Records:
:::
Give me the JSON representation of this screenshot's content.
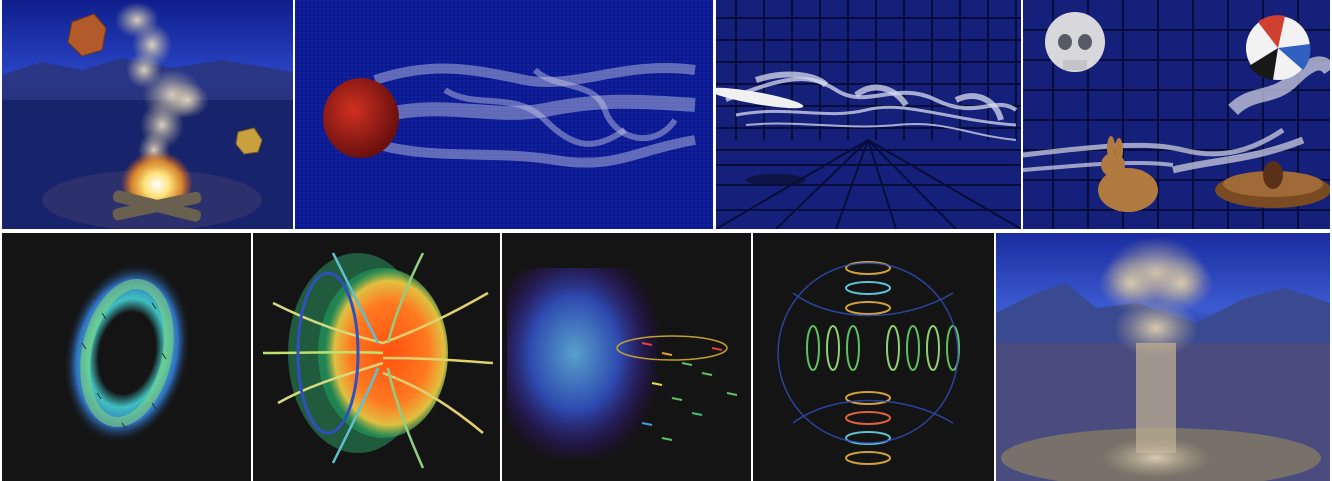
{
  "figure": {
    "rows": 2,
    "panels_top": [
      "campfire-smoke",
      "sphere-smoke-wake",
      "wing-smoke-trails",
      "skull-bunny-smoke"
    ],
    "panels_bottom": [
      "vortex-ring-vectors",
      "field-lines-sphere",
      "volume-vector-field",
      "helical-streamlines",
      "mushroom-cloud"
    ]
  },
  "colors": {
    "night_sky": "#1a2a9a",
    "deep_blue": "#0a1a8a",
    "grid_blue": "#14206e",
    "dark_bg": "#141414",
    "smoke": "#d8cfb8",
    "fire": "#ffd060"
  }
}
:::
- WHAT IS ASKED: Omit pictures; set down the rest of the material word for word.

- WRITTEN REPLY:
Give me the JSON representation of this screenshot's content.
{
  "figure": {
    "rows": 2,
    "panels_top": [
      "campfire-smoke",
      "sphere-smoke-wake",
      "wing-smoke-trails",
      "skull-bunny-smoke"
    ],
    "panels_bottom": [
      "vortex-ring-vectors",
      "field-lines-sphere",
      "volume-vector-field",
      "helical-streamlines",
      "mushroom-cloud"
    ]
  },
  "colors": {
    "night_sky": "#1a2a9a",
    "deep_blue": "#0a1a8a",
    "grid_blue": "#14206e",
    "dark_bg": "#141414",
    "smoke": "#d8cfb8",
    "fire": "#ffd060"
  }
}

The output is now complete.